= Material supplied =
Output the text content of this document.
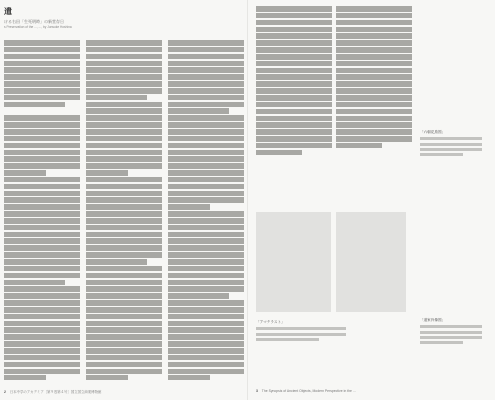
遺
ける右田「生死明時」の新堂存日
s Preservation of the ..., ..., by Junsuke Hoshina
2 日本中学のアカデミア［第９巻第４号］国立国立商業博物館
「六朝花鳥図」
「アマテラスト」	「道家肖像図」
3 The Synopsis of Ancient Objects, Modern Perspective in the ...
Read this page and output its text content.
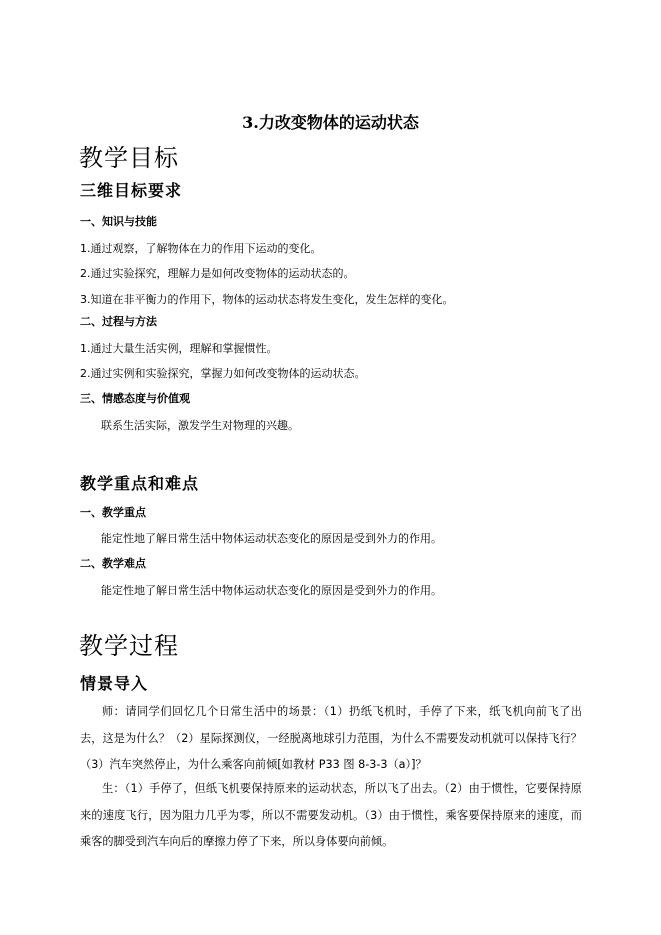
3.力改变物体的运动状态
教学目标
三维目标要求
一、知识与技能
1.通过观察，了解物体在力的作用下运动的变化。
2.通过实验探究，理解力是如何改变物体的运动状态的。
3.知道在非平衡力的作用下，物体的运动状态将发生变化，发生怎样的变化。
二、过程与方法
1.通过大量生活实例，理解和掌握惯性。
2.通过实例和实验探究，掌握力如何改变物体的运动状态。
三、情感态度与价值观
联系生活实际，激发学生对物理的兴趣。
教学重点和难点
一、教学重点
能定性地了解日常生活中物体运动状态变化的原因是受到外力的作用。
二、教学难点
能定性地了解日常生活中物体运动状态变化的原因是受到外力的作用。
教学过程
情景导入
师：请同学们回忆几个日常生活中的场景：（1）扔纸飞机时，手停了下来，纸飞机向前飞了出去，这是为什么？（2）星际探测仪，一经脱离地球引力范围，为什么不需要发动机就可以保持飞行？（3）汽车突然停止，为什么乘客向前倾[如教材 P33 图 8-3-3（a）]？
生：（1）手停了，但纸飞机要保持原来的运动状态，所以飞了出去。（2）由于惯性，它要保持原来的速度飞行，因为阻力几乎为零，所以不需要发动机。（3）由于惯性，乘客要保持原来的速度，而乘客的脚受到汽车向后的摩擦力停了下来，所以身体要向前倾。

...

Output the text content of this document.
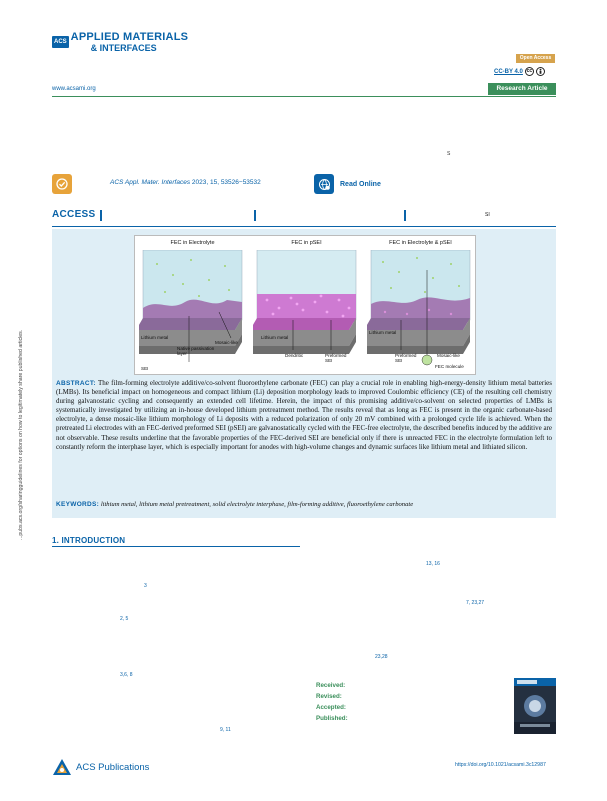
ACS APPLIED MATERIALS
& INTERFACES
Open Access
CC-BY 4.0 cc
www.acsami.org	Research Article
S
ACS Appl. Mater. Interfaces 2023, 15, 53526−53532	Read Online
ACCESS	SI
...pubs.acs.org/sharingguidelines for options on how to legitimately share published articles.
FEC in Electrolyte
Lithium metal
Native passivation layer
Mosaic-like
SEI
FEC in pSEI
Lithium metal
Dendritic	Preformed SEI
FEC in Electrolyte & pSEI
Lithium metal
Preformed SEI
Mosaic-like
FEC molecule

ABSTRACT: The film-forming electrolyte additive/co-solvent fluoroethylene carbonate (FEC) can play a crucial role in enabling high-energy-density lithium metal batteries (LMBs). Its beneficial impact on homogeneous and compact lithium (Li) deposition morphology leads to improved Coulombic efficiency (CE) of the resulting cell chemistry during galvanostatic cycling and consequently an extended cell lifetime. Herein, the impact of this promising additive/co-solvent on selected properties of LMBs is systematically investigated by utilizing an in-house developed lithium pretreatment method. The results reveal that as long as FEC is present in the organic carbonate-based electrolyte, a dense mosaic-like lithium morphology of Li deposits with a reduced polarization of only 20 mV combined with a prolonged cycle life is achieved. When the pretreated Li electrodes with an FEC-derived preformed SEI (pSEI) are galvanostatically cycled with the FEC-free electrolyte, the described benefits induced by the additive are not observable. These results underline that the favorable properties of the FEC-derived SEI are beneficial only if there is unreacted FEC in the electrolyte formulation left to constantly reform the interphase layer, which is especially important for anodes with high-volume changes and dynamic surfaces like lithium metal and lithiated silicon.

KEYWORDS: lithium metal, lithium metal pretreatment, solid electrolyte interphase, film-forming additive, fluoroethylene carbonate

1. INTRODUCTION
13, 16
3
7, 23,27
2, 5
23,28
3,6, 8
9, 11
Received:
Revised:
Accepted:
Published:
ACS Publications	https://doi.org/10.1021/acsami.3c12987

---

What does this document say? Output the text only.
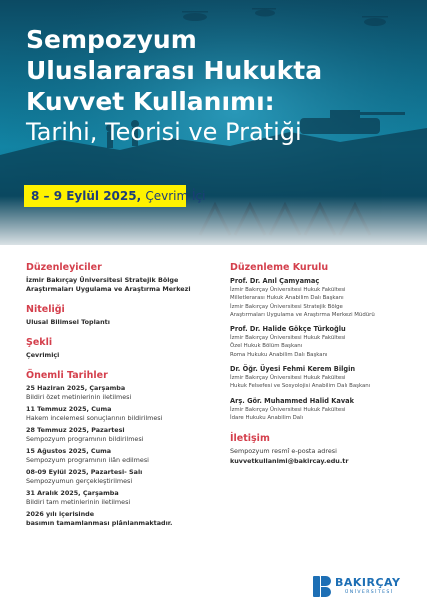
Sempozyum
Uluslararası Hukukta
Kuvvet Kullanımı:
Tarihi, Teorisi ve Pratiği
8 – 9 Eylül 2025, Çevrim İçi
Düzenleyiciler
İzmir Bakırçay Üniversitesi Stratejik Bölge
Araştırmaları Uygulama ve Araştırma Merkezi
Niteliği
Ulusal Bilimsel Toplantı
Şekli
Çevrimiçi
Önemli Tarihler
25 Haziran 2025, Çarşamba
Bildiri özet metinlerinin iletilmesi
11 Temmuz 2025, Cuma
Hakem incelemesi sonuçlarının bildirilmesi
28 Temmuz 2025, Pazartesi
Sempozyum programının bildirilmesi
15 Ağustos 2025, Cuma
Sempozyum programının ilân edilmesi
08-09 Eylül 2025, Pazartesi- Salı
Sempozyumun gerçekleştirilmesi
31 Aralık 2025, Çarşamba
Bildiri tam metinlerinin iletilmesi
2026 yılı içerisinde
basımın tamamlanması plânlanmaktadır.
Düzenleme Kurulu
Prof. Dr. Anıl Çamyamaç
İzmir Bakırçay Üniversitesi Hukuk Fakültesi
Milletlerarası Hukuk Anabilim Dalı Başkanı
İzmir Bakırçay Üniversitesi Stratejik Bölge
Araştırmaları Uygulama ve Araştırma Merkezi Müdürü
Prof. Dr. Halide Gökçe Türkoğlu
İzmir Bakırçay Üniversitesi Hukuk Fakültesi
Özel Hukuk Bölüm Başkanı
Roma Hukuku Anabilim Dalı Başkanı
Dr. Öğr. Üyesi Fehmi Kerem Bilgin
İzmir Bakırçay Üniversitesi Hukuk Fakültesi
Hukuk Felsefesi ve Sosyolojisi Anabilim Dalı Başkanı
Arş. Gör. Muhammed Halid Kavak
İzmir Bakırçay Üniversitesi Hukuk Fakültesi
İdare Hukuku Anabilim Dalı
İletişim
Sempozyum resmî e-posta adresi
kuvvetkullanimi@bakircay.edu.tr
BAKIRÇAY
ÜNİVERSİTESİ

= Requirements =
Scan the listing above for the word "programının" and show each line where it is found.

= Output of the task =
Sempozyum programının bildirilmesi
Sempozyum programının ilân edilmesi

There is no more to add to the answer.